Report all lines holding "JSON".

[start SUPPLIED ENTRIES]

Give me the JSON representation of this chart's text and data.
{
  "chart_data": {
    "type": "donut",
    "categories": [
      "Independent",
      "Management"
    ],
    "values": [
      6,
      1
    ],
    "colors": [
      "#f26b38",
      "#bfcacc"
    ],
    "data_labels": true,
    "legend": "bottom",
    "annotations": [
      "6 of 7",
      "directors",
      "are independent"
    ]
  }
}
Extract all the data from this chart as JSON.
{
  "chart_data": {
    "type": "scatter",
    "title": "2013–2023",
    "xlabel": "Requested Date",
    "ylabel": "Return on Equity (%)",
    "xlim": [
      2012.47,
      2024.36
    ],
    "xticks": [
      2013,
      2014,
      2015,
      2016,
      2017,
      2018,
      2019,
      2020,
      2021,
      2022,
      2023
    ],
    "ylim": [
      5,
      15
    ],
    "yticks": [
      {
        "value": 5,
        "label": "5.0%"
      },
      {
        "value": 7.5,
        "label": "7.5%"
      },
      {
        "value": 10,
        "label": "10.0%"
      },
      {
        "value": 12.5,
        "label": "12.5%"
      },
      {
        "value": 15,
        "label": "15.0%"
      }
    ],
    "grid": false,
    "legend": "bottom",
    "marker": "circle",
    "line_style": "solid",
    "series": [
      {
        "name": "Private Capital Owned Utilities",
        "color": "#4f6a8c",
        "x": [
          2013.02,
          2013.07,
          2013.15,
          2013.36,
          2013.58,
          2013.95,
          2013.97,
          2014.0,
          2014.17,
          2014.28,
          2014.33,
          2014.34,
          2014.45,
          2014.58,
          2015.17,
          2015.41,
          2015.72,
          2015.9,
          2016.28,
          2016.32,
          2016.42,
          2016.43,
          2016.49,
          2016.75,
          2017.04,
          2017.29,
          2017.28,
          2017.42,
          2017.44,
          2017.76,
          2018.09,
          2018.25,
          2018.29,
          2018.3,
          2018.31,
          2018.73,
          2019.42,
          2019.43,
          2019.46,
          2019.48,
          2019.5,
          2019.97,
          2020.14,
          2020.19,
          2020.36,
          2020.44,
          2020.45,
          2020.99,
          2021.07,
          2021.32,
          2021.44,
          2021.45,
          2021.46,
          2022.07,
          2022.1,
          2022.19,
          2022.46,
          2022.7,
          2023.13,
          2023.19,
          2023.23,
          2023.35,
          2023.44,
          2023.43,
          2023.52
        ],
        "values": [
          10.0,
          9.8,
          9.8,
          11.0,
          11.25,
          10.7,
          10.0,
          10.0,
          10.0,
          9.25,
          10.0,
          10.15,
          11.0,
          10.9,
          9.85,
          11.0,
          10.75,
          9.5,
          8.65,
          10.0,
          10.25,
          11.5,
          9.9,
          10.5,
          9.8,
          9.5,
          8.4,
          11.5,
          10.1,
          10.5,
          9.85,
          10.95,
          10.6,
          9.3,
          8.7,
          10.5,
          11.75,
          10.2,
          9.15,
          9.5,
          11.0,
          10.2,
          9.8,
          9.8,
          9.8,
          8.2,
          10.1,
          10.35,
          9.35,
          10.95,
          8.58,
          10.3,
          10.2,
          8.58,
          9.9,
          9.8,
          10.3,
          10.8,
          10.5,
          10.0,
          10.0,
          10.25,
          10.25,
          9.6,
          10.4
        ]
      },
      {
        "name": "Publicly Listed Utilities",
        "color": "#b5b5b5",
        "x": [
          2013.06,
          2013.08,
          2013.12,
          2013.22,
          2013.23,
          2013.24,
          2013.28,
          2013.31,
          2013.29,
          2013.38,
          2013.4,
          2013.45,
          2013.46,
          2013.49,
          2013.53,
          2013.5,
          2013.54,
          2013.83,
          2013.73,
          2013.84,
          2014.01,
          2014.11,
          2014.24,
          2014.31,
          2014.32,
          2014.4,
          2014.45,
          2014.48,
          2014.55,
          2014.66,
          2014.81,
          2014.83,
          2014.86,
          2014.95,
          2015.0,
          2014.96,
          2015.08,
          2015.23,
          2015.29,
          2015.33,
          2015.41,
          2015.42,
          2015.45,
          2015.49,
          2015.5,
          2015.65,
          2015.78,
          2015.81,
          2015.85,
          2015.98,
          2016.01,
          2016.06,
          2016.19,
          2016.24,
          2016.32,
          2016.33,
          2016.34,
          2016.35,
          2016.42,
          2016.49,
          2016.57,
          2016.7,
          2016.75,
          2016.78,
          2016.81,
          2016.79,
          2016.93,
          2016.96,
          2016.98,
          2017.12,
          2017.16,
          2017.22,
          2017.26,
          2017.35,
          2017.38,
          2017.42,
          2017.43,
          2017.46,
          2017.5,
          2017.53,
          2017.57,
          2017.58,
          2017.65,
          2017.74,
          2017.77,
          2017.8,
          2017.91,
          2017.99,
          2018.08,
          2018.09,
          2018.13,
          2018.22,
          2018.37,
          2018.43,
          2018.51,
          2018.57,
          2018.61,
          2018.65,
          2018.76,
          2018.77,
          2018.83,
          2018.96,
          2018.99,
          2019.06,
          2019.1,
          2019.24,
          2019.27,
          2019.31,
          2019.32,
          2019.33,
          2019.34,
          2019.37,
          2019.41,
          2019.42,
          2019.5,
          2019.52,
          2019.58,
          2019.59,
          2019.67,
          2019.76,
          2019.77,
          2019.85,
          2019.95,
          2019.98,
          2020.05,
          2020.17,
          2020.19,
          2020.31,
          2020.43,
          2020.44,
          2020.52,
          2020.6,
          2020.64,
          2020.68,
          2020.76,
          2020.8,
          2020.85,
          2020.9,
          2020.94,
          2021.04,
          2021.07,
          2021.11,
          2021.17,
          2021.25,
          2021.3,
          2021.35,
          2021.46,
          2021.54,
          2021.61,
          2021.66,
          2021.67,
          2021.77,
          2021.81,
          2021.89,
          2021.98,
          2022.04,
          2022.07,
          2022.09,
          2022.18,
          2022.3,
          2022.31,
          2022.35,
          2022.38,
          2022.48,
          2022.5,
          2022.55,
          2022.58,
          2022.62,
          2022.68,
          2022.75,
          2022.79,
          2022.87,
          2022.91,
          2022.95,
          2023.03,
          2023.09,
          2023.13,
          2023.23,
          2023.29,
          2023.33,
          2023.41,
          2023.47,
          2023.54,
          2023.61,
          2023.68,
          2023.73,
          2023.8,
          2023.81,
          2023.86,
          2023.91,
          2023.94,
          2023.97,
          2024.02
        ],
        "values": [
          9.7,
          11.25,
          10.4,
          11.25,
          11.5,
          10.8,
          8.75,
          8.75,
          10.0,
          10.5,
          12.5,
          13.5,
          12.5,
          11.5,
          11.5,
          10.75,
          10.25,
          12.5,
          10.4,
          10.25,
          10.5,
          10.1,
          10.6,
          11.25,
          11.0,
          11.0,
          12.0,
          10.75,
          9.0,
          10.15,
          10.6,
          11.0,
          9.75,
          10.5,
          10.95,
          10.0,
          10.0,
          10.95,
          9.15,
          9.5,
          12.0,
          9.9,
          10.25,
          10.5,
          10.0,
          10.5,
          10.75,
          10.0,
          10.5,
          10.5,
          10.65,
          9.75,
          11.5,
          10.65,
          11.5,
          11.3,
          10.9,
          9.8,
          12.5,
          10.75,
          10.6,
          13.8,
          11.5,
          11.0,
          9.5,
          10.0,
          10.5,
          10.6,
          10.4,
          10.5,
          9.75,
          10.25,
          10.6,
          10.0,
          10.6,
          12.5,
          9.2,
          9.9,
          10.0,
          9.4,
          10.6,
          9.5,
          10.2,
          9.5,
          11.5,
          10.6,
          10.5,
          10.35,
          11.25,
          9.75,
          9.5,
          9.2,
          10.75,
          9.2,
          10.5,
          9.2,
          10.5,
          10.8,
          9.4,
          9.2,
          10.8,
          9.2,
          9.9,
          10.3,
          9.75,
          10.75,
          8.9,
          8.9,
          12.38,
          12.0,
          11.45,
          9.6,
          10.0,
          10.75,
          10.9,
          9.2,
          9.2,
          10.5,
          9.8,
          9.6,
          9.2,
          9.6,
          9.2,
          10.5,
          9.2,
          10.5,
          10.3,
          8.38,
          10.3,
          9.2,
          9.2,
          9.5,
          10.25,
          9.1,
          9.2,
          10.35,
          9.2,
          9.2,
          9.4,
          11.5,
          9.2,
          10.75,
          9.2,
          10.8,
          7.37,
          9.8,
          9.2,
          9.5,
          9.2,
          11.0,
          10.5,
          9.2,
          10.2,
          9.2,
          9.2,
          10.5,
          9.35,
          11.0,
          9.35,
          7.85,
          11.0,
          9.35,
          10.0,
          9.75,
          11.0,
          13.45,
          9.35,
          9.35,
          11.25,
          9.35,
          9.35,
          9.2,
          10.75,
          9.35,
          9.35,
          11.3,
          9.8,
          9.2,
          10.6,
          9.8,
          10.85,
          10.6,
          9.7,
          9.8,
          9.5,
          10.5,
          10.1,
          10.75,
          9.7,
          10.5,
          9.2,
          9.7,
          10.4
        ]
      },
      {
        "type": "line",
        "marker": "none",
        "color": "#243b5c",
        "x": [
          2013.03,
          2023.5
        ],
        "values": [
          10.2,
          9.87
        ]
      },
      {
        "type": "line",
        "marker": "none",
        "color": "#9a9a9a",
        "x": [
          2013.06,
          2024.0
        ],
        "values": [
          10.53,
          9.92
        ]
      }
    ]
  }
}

[end SUPPLIED ENTRIES]

◆ TASK RESPONSE ◆
Give me the JSON representation of this chart's text and data.
Extract all the data from this chart as JSON.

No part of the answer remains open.